**** TEXT BLOCK ****

HELP: restore my faith in Python
Michael Hudson
mwh21 at cam.ac.uk
Sat Mar 4 09:46:36 EST 2000
Moshe Zadka <moshez at math.huji.ac.il> writes:
> [Tim Peters]
> > At the level of the original poster's question, the best IEEE-754
> > conformant answer is "floating point sucks".
>
> That's it. I've given up on trying to understand you. What should
> 1/2 do?
>
> 1. It can't return 0.5 -- floating point sucks
> 2. It can't return Rational(1, 2) -- rational arithmetic blows up
> 3. It can't return 0 -- integer division is confusing
>
> (Note that I do agree on 1 and 3, and you managed to convince me about 2)
>
> i-fear-the-decimal-point-ly y'rs, Z.

**** RECORDS FOR PROCESSING ****

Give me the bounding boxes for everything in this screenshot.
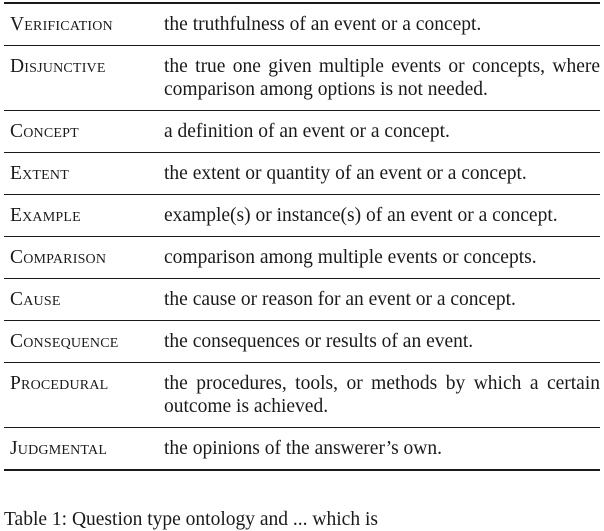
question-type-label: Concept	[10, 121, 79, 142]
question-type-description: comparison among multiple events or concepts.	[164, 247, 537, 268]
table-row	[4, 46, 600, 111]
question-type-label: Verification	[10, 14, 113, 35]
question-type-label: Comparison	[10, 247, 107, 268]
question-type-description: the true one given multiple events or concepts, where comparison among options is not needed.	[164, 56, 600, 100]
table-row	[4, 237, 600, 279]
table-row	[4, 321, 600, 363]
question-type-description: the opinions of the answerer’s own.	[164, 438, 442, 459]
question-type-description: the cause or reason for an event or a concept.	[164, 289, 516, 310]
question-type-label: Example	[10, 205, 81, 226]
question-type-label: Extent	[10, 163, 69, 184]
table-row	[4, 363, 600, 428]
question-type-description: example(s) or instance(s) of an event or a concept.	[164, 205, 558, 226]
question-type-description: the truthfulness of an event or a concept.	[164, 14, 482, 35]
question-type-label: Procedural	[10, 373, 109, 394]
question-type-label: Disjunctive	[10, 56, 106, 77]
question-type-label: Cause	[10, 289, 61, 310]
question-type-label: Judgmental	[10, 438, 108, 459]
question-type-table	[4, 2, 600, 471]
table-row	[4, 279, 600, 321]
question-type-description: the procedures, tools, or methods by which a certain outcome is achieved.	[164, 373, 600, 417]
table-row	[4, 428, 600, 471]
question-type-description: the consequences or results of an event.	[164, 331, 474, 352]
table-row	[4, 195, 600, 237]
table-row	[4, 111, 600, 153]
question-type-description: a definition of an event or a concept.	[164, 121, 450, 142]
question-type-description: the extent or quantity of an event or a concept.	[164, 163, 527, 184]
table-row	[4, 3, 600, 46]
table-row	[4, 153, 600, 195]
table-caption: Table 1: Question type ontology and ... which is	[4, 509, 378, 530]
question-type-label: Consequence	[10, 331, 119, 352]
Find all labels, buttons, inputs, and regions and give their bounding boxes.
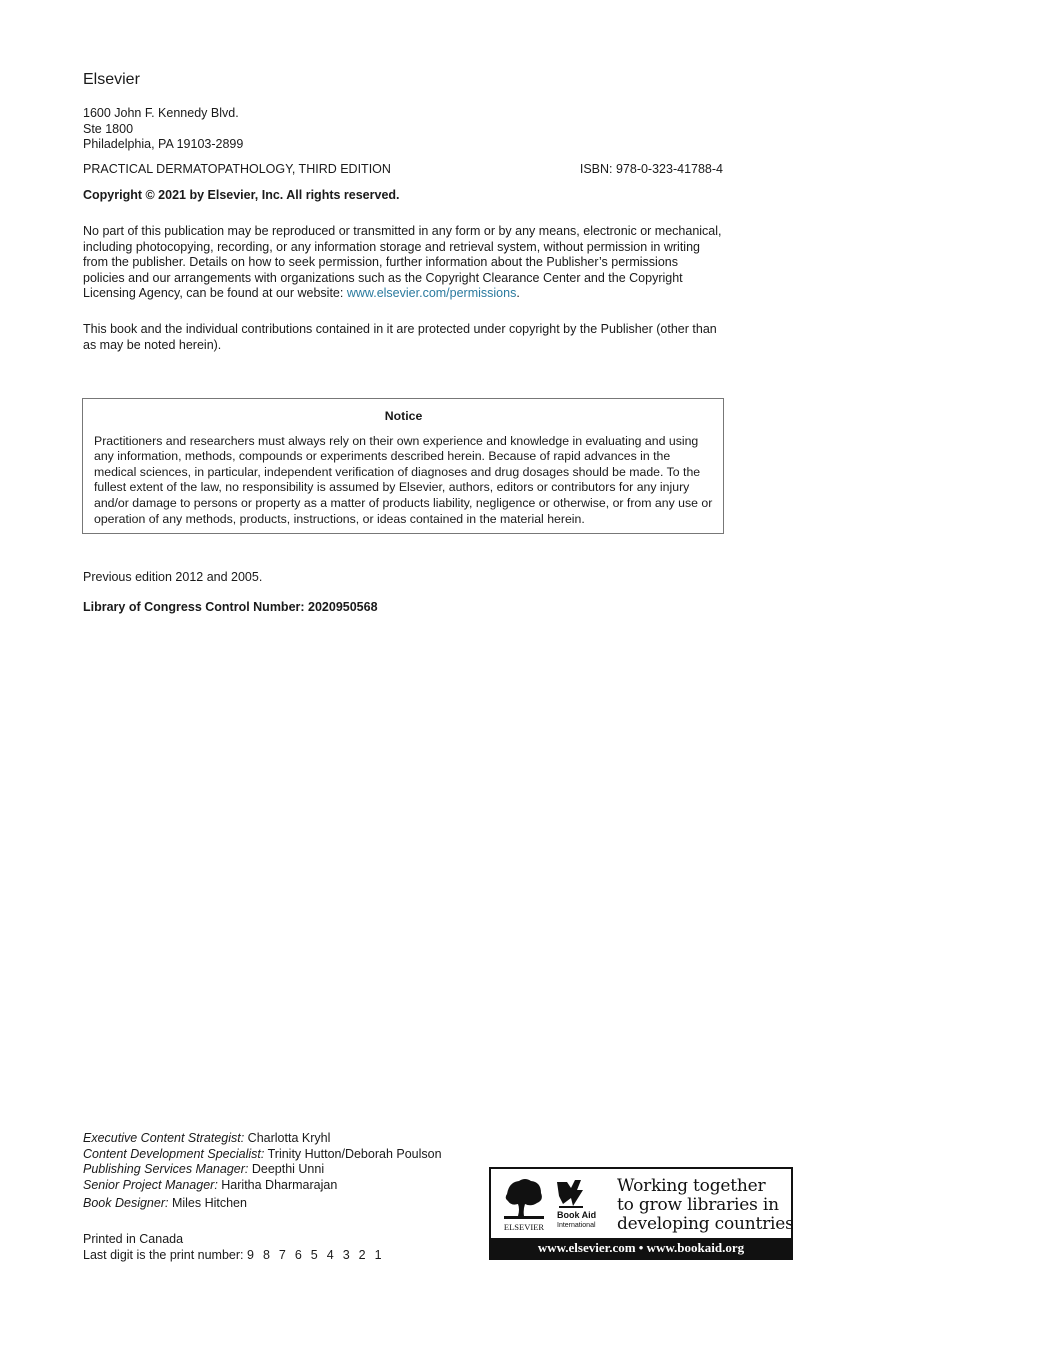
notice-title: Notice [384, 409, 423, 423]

****

### WHAT YOU WILL DO
• a. In the listing, rewrite the lines from the line with "121, 79, 142]" to the line with "279, 600, 321]", changing "table-row" to "table-line" and keeping everything else unchanged. Return only those lines.
• b. Carry on the mailing-list post about what 1/2 should return in Python from its final line.

### ANSWERS TO EACH TASK
• a.
question-type-label: Concept	[10, 121, 79, 142]
question-type-description: comparison among multiple events or concepts.	[164, 247, 537, 268]
table-line	[4, 46, 600, 111]
question-type-label: Verification	[10, 14, 113, 35]
question-type-label: Comparison	[10, 247, 107, 268]
question-type-description: the true one given multiple events or concepts, where comparison among options is not needed.	[164, 56, 600, 100]
table-line	[4, 237, 600, 279]
table-line	[4, 321, 600, 363]
question-type-description: the opinions of the answerer’s own.	[164, 438, 442, 459]
question-type-description: the cause or reason for an event or a concept.	[164, 289, 516, 310]
question-type-label: Example	[10, 205, 81, 226]
question-type-label: Extent	[10, 163, 69, 184]
table-line	[4, 363, 600, 428]
question-type-description: example(s) or instance(s) of an event or a concept.	[164, 205, 558, 226]
question-type-description: the truthfulness of an event or a concept.	[164, 14, 482, 35]
question-type-label: Procedural	[10, 373, 109, 394]
question-type-label: Disjunctive	[10, 56, 106, 77]
question-type-label: Cause	[10, 289, 61, 310]
question-type-label: Judgmental	[10, 438, 108, 459]
question-type-table	[4, 2, 600, 471]
table-line	[4, 279, 600, 321]

• b.
In Haskell it doesn't work:
Main> tryme 1 2 where tryme :: Int -> Int -> Int; tryme a b = a / b
ERROR: Illegal Haskell 98 class constraint in inferred type
*** Expression : let {...} in tryme 1 2
*** Type : Fractional Int => Int
The example's a bit contorted because literals *do* get promoted, but
the message is: don't divide `Int's. I think the philosohpy is less
of the principle of least surprise, more of the principle of early
errors, i.e. (/) isn't really meaningful for integers (as you pointed
out) so it's best not to allow it at all - you have to say what you
mean if you want to do this.
Not an option for the programming language that wants to become part
of CP4E, probably.
Cheers,
M.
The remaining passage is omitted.